The problem:
Quote the whole listing verbatim.

Data entries:
......

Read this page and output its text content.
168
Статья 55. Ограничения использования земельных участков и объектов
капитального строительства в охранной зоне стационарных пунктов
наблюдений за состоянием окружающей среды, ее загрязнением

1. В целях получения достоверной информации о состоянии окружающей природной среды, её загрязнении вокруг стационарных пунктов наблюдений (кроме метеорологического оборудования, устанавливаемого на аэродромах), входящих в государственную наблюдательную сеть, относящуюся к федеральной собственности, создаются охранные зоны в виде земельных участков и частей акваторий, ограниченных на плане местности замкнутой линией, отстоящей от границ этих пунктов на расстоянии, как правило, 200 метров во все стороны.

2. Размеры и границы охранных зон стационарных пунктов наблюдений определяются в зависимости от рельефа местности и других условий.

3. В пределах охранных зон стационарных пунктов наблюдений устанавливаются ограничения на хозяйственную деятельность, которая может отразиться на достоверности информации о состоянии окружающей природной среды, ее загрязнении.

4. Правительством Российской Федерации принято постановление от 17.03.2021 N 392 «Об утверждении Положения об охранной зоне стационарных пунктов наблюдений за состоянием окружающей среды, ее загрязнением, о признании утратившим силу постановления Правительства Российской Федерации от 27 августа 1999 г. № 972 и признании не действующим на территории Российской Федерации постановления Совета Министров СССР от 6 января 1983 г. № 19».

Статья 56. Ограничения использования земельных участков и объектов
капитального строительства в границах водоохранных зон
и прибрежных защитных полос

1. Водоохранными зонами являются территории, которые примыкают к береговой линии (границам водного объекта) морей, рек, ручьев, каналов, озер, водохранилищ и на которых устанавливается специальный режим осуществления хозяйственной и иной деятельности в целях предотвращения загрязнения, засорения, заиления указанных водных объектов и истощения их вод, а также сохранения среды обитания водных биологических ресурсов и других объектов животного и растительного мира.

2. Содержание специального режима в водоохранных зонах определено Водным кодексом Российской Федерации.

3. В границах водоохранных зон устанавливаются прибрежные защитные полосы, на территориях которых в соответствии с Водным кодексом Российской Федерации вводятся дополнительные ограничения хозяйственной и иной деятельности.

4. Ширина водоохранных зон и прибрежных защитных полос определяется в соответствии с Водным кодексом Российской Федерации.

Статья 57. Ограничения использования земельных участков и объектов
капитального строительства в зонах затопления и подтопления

......

Response to the task:
Read this page and output its text content.
168
Статья 55. Ограничения использования земельных участков и объектов
капитального строительства в охранной зоне стационарных пунктов
наблюдений за состоянием окружающей среды, ее загрязнением

1. В целях получения достоверной информации о состоянии окружающей природной среды, её загрязнении вокруг стационарных пунктов наблюдений (кроме метеорологического оборудования, устанавливаемого на аэродромах), входящих в государственную наблюдательную сеть, относящуюся к федеральной собственности, создаются охранные зоны в виде земельных участков и частей акваторий, ограниченных на плане местности замкнутой линией, отстоящей от границ этих пунктов на расстоянии, как правило, 200 метров во все стороны.

2. Размеры и границы охранных зон стационарных пунктов наблюдений определяются в зависимости от рельефа местности и других условий.

3. В пределах охранных зон стационарных пунктов наблюдений устанавливаются ограничения на хозяйственную деятельность, которая может отразиться на достоверности информации о состоянии окружающей природной среды, ее загрязнении.

4. Правительством Российской Федерации принято постановление от 17.03.2021 N 392 «Об утверждении Положения об охранной зоне стационарных пунктов наблюдений за состоянием окружающей среды, ее загрязнением, о признании утратившим силу постановления Правительства Российской Федерации от 27 августа 1999 г. № 972 и признании не действующим на территории Российской Федерации постановления Совета Министров СССР от 6 января 1983 г. № 19».

Статья 56. Ограничения использования земельных участков и объектов
капитального строительства в границах водоохранных зон
и прибрежных защитных полос

1. Водоохранными зонами являются территории, которые примыкают к береговой линии (границам водного объекта) морей, рек, ручьев, каналов, озер, водохранилищ и на которых устанавливается специальный режим осуществления хозяйственной и иной деятельности в целях предотвращения загрязнения, засорения, заиления указанных водных объектов и истощения их вод, а также сохранения среды обитания водных биологических ресурсов и других объектов животного и растительного мира.

2. Содержание специального режима в водоохранных зонах определено Водным кодексом Российской Федерации.

3. В границах водоохранных зон устанавливаются прибрежные защитные полосы, на территориях которых в соответствии с Водным кодексом Российской Федерации вводятся дополнительные ограничения хозяйственной и иной деятельности.

4. Ширина водоохранных зон и прибрежных защитных полос определяется в соответствии с Водным кодексом Российской Федерации.

Статья 57. Ограничения использования земельных участков и объектов
капитального строительства в зонах затопления и подтопления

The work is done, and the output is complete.